## To do
Print the records below word for word, but leave out the pictures.

====

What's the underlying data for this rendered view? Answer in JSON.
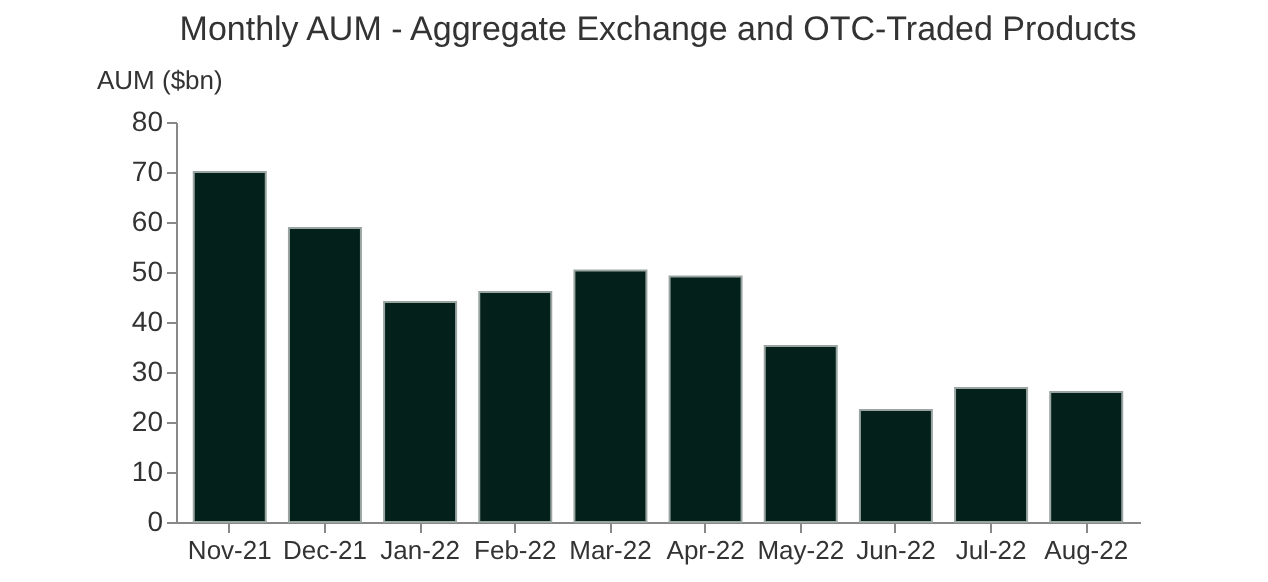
{
  "chart_data": {
    "type": "bar",
    "title": "Monthly AUM - Aggregate Exchange and OTC-Traded Products",
    "ylabel": "AUM ($bn)",
    "categories": [
      "Nov-21",
      "Dec-21",
      "Jan-22",
      "Feb-22",
      "Mar-22",
      "Apr-22",
      "May-22",
      "Jun-22",
      "Jul-22",
      "Aug-22"
    ],
    "values": [
      70,
      58.8,
      44,
      46,
      50.3,
      49.1,
      35.2,
      22.4,
      26.8,
      26
    ],
    "color": "#03201a",
    "ylim": [
      0,
      80
    ],
    "yticks": [
      0,
      10,
      20,
      30,
      40,
      50,
      60,
      70,
      80
    ],
    "grid": false
  }
}
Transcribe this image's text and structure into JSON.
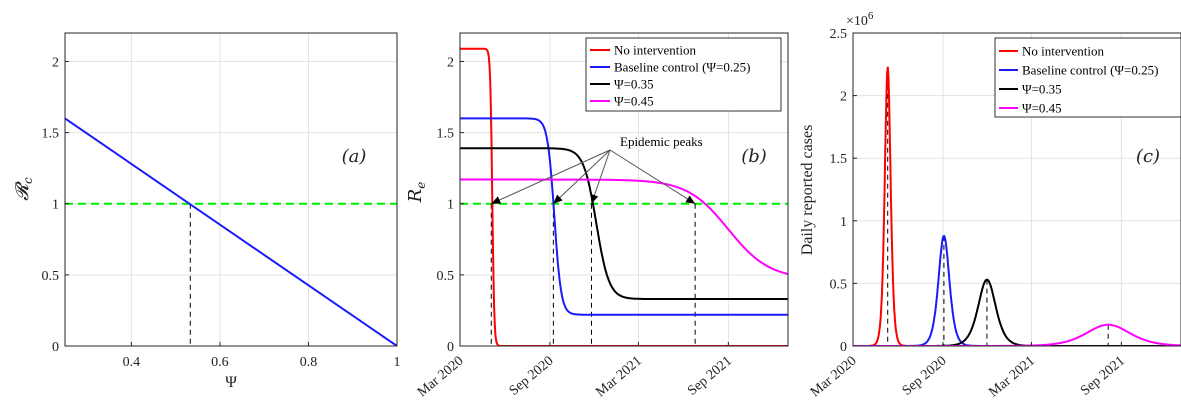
{
  "colors": {
    "red": "#ff0000",
    "blue": "#1a1aff",
    "black": "#000000",
    "magenta": "#ff00ff",
    "green": "#00ee00"
  },
  "chart_data": [
    {
      "panel": "(a)",
      "type": "line",
      "xlabel": "Ψ",
      "ylabel": "𝓡c",
      "xlim": [
        0.25,
        1
      ],
      "ylim": [
        0,
        2.2
      ],
      "xticks": [
        "0.4",
        "0.6",
        "0.8",
        "1"
      ],
      "yticks": [
        "0",
        "0.5",
        "1",
        "1.5",
        "2"
      ],
      "grid": true,
      "series": [
        {
          "color": "#1a1aff",
          "style": "solid",
          "x": [
            0.25,
            1.0
          ],
          "y": [
            1.6,
            0.0
          ]
        }
      ],
      "threshold_line": {
        "y": 1,
        "color": "#00ee00",
        "style": "dashed"
      },
      "drop_lines": [
        {
          "x": 0.533,
          "y": 1.0
        }
      ]
    },
    {
      "panel": "(b)",
      "type": "line",
      "xlabel": "",
      "ylabel": "Re",
      "x_type": "date",
      "xlim": [
        "2020-03-01",
        "2022-01-01"
      ],
      "ylim": [
        0,
        2.2
      ],
      "xticks": [
        "Mar 2020",
        "Sep 2020",
        "Mar 2021",
        "Sep 2021"
      ],
      "yticks": [
        "0",
        "0.5",
        "1",
        "1.5",
        "2"
      ],
      "grid": true,
      "legend_position": "top-right",
      "series": [
        {
          "name": "No intervention",
          "color": "#ff0000",
          "kind": "sigmoid",
          "start": 2.09,
          "end": 0.0,
          "midpoint": "2020-05-06",
          "width_days": 2
        },
        {
          "name": "Baseline control (Ψ=0.25)",
          "color": "#1a1aff",
          "kind": "sigmoid",
          "start": 1.6,
          "end": 0.22,
          "midpoint": "2020-09-10",
          "width_days": 7
        },
        {
          "name": "Ψ=0.35",
          "color": "#000000",
          "kind": "sigmoid",
          "start": 1.39,
          "end": 0.33,
          "midpoint": "2020-12-05",
          "width_days": 13
        },
        {
          "name": "Ψ=0.45",
          "color": "#ff00ff",
          "kind": "sigmoid",
          "start": 1.17,
          "end": 0.47,
          "midpoint": "2021-09-01",
          "width_days": 42
        }
      ],
      "threshold_line": {
        "y": 1,
        "color": "#00ee00",
        "style": "dashed"
      },
      "drop_lines": [
        {
          "x": "2020-05-04",
          "y": 1.0
        },
        {
          "x": "2020-09-08",
          "y": 1.0
        },
        {
          "x": "2020-11-25",
          "y": 1.0
        },
        {
          "x": "2021-06-25",
          "y": 1.0
        }
      ],
      "annotation": {
        "text": "Epidemic peaks",
        "targets": [
          {
            "x": "2020-05-04",
            "y": 1.0
          },
          {
            "x": "2020-09-08",
            "y": 1.0
          },
          {
            "x": "2020-11-25",
            "y": 1.0
          },
          {
            "x": "2021-06-25",
            "y": 1.0
          }
        ]
      }
    },
    {
      "panel": "(c)",
      "type": "line",
      "xlabel": "",
      "ylabel": "Daily reported cases",
      "y_multiplier": "×10^6",
      "x_type": "date",
      "xlim": [
        "2020-03-01",
        "2022-01-01"
      ],
      "ylim": [
        0,
        2.5
      ],
      "xticks": [
        "Mar 2020",
        "Sep 2020",
        "Mar 2021",
        "Sep 2021"
      ],
      "yticks": [
        "0",
        "0.5",
        "1",
        "1.5",
        "2",
        "2.5"
      ],
      "grid": true,
      "legend_position": "top-right",
      "series": [
        {
          "name": "No intervention",
          "color": "#ff0000",
          "kind": "peak",
          "peak_date": "2020-05-11",
          "peak_value": 2.23,
          "width_days": 8
        },
        {
          "name": "Baseline control (Ψ=0.25)",
          "color": "#1a1aff",
          "kind": "peak",
          "peak_date": "2020-09-03",
          "peak_value": 0.88,
          "width_days": 15
        },
        {
          "name": "Ψ=0.35",
          "color": "#000000",
          "kind": "peak",
          "peak_date": "2020-11-30",
          "peak_value": 0.53,
          "width_days": 24
        },
        {
          "name": "Ψ=0.45",
          "color": "#ff00ff",
          "kind": "peak",
          "peak_date": "2021-08-05",
          "peak_value": 0.17,
          "width_days": 60
        }
      ],
      "drop_lines": [
        {
          "x": "2020-05-11",
          "y": 2.23
        },
        {
          "x": "2020-09-03",
          "y": 0.88
        },
        {
          "x": "2020-11-30",
          "y": 0.53
        },
        {
          "x": "2021-08-05",
          "y": 0.17
        }
      ]
    }
  ]
}
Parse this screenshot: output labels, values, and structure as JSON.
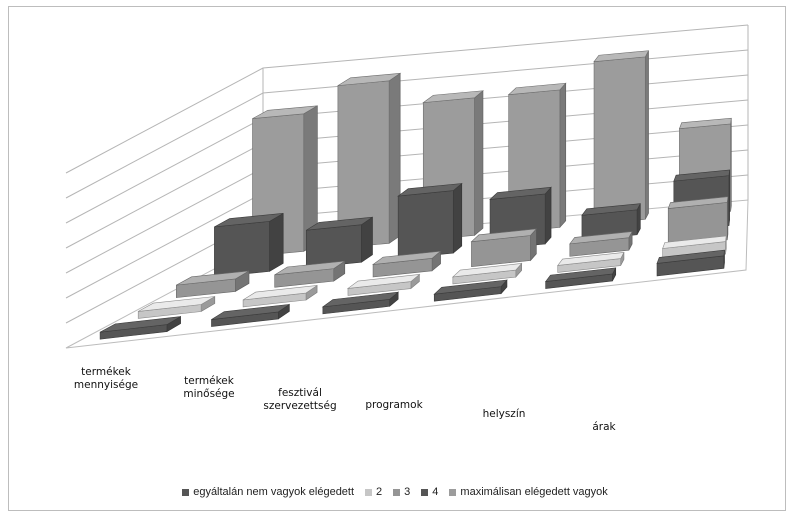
{
  "chart_data": {
    "type": "bar",
    "subtype": "3d-bar",
    "title": "",
    "xlabel": "",
    "ylabel": "",
    "categories": [
      [
        "termékek",
        "mennyisége"
      ],
      [
        "termékek",
        "minősége"
      ],
      [
        "fesztivál",
        "szervezettség"
      ],
      [
        "programok"
      ],
      [
        "helyszín"
      ],
      [
        "árak"
      ]
    ],
    "series": [
      {
        "name": "egyáltalán nem vagyok elégedett",
        "color": "#555555",
        "values": [
          0,
          0,
          0,
          0,
          0,
          1
        ]
      },
      {
        "name": "2",
        "color": "#c6c6c6",
        "values": [
          0,
          0,
          0,
          0,
          0,
          1
        ]
      },
      {
        "name": "3",
        "color": "#959595",
        "values": [
          1,
          1,
          1,
          2,
          1,
          3
        ]
      },
      {
        "name": "4",
        "color": "#555555",
        "values": [
          4,
          3,
          5,
          4,
          2,
          4
        ]
      },
      {
        "name": "maximálisan elégedett vagyok",
        "color": "#9c9c9c",
        "values": [
          11,
          13,
          11,
          11,
          13,
          7
        ]
      }
    ],
    "ylim": [
      0,
      14
    ],
    "grid": true,
    "legend_position": "bottom"
  }
}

====

## The reply
What's the underlying data for this rendered view? Answer in JSON.
{
  "chart_data": {
    "type": "bar",
    "title": "Monthly AUM - Aggregate Exchange and OTC-Traded Products",
    "ylabel": "AUM ($bn)",
    "categories": [
      "Nov-21",
      "Dec-21",
      "Jan-22",
      "Feb-22",
      "Mar-22",
      "Apr-22",
      "May-22",
      "Jun-22",
      "Jul-22",
      "Aug-22"
    ],
    "values": [
      70,
      58.8,
      44,
      46,
      50.3,
      49.1,
      35.2,
      22.4,
      26.8,
      26
    ],
    "color": "#03201a",
    "ylim": [
      0,
      80
    ],
    "yticks": [
      0,
      10,
      20,
      30,
      40,
      50,
      60,
      70,
      80
    ],
    "grid": false
  }
}
Transcribe this image's text and structure into JSON.
{
  "colors": {
    "red": "#ff0000",
    "blue": "#1a1aff",
    "black": "#000000",
    "magenta": "#ff00ff",
    "green": "#00ee00"
  },
  "chart_data": [
    {
      "panel": "(a)",
      "type": "line",
      "xlabel": "Ψ",
      "ylabel": "𝓡c",
      "xlim": [
        0.25,
        1
      ],
      "ylim": [
        0,
        2.2
      ],
      "xticks": [
        "0.4",
        "0.6",
        "0.8",
        "1"
      ],
      "yticks": [
        "0",
        "0.5",
        "1",
        "1.5",
        "2"
      ],
      "grid": true,
      "series": [
        {
          "color": "#1a1aff",
          "style": "solid",
          "x": [
            0.25,
            1.0
          ],
          "y": [
            1.6,
            0.0
          ]
        }
      ],
      "threshold_line": {
        "y": 1,
        "color": "#00ee00",
        "style": "dashed"
      },
      "drop_lines": [
        {
          "x": 0.533,
          "y": 1.0
        }
      ]
    },
    {
      "panel": "(b)",
      "type": "line",
      "xlabel": "",
      "ylabel": "Re",
      "x_type": "date",
      "xlim": [
        "2020-03-01",
        "2022-01-01"
      ],
      "ylim": [
        0,
        2.2
      ],
      "xticks": [
        "Mar 2020",
        "Sep 2020",
        "Mar 2021",
        "Sep 2021"
      ],
      "yticks": [
        "0",
        "0.5",
        "1",
        "1.5",
        "2"
      ],
      "grid": true,
      "legend_position": "top-right",
      "series": [
        {
          "name": "No intervention",
          "color": "#ff0000",
          "kind": "sigmoid",
          "start": 2.09,
          "end": 0.0,
          "midpoint": "2020-05-06",
          "width_days": 2
        },
        {
          "name": "Baseline control (Ψ=0.25)",
          "color": "#1a1aff",
          "kind": "sigmoid",
          "start": 1.6,
          "end": 0.22,
          "midpoint": "2020-09-10",
          "width_days": 7
        },
        {
          "name": "Ψ=0.35",
          "color": "#000000",
          "kind": "sigmoid",
          "start": 1.39,
          "end": 0.33,
          "midpoint": "2020-12-05",
          "width_days": 13
        },
        {
          "name": "Ψ=0.45",
          "color": "#ff00ff",
          "kind": "sigmoid",
          "start": 1.17,
          "end": 0.47,
          "midpoint": "2021-09-01",
          "width_days": 42
        }
      ],
      "threshold_line": {
        "y": 1,
        "color": "#00ee00",
        "style": "dashed"
      },
      "drop_lines": [
        {
          "x": "2020-05-04",
          "y": 1.0
        },
        {
          "x": "2020-09-08",
          "y": 1.0
        },
        {
          "x": "2020-11-25",
          "y": 1.0
        },
        {
          "x": "2021-06-25",
          "y": 1.0
        }
      ],
      "annotation": {
        "text": "Epidemic peaks",
        "targets": [
          {
            "x": "2020-05-04",
            "y": 1.0
          },
          {
            "x": "2020-09-08",
            "y": 1.0
          },
          {
            "x": "2020-11-25",
            "y": 1.0
          },
          {
            "x": "2021-06-25",
            "y": 1.0
          }
        ]
      }
    },
    {
      "panel": "(c)",
      "type": "line",
      "xlabel": "",
      "ylabel": "Daily reported cases",
      "y_multiplier": "×10^6",
      "x_type": "date",
      "xlim": [
        "2020-03-01",
        "2022-01-01"
      ],
      "ylim": [
        0,
        2.5
      ],
      "xticks": [
        "Mar 2020",
        "Sep 2020",
        "Mar 2021",
        "Sep 2021"
      ],
      "yticks": [
        "0",
        "0.5",
        "1",
        "1.5",
        "2",
        "2.5"
      ],
      "grid": true,
      "legend_position": "top-right",
      "series": [
        {
          "name": "No intervention",
          "color": "#ff0000",
          "kind": "peak",
          "peak_date": "2020-05-11",
          "peak_value": 2.23,
          "width_days": 8
        },
        {
          "name": "Baseline control (Ψ=0.25)",
          "color": "#1a1aff",
          "kind": "peak",
          "peak_date": "2020-09-03",
          "peak_value": 0.88,
          "width_days": 15
        },
        {
          "name": "Ψ=0.35",
          "color": "#000000",
          "kind": "peak",
          "peak_date": "2020-11-30",
          "peak_value": 0.53,
          "width_days": 24
        },
        {
          "name": "Ψ=0.45",
          "color": "#ff00ff",
          "kind": "peak",
          "peak_date": "2021-08-05",
          "peak_value": 0.17,
          "width_days": 60
        }
      ],
      "drop_lines": [
        {
          "x": "2020-05-11",
          "y": 2.23
        },
        {
          "x": "2020-09-03",
          "y": 0.88
        },
        {
          "x": "2020-11-30",
          "y": 0.53
        },
        {
          "x": "2021-08-05",
          "y": 0.17
        }
      ]
    }
  ]
}
Parse this screenshot: output labels, values, and structure as JSON.
{
  "chart_data": {
    "type": "bar",
    "subtype": "3d-bar",
    "title": "",
    "xlabel": "",
    "ylabel": "",
    "categories": [
      [
        "termékek",
        "mennyisége"
      ],
      [
        "termékek",
        "minősége"
      ],
      [
        "fesztivál",
        "szervezettség"
      ],
      [
        "programok"
      ],
      [
        "helyszín"
      ],
      [
        "árak"
      ]
    ],
    "series": [
      {
        "name": "egyáltalán nem vagyok elégedett",
        "color": "#555555",
        "values": [
          0,
          0,
          0,
          0,
          0,
          1
        ]
      },
      {
        "name": "2",
        "color": "#c6c6c6",
        "values": [
          0,
          0,
          0,
          0,
          0,
          1
        ]
      },
      {
        "name": "3",
        "color": "#959595",
        "values": [
          1,
          1,
          1,
          2,
          1,
          3
        ]
      },
      {
        "name": "4",
        "color": "#555555",
        "values": [
          4,
          3,
          5,
          4,
          2,
          4
        ]
      },
      {
        "name": "maximálisan elégedett vagyok",
        "color": "#9c9c9c",
        "values": [
          11,
          13,
          11,
          11,
          13,
          7
        ]
      }
    ],
    "ylim": [
      0,
      14
    ],
    "grid": true,
    "legend_position": "bottom"
  }
}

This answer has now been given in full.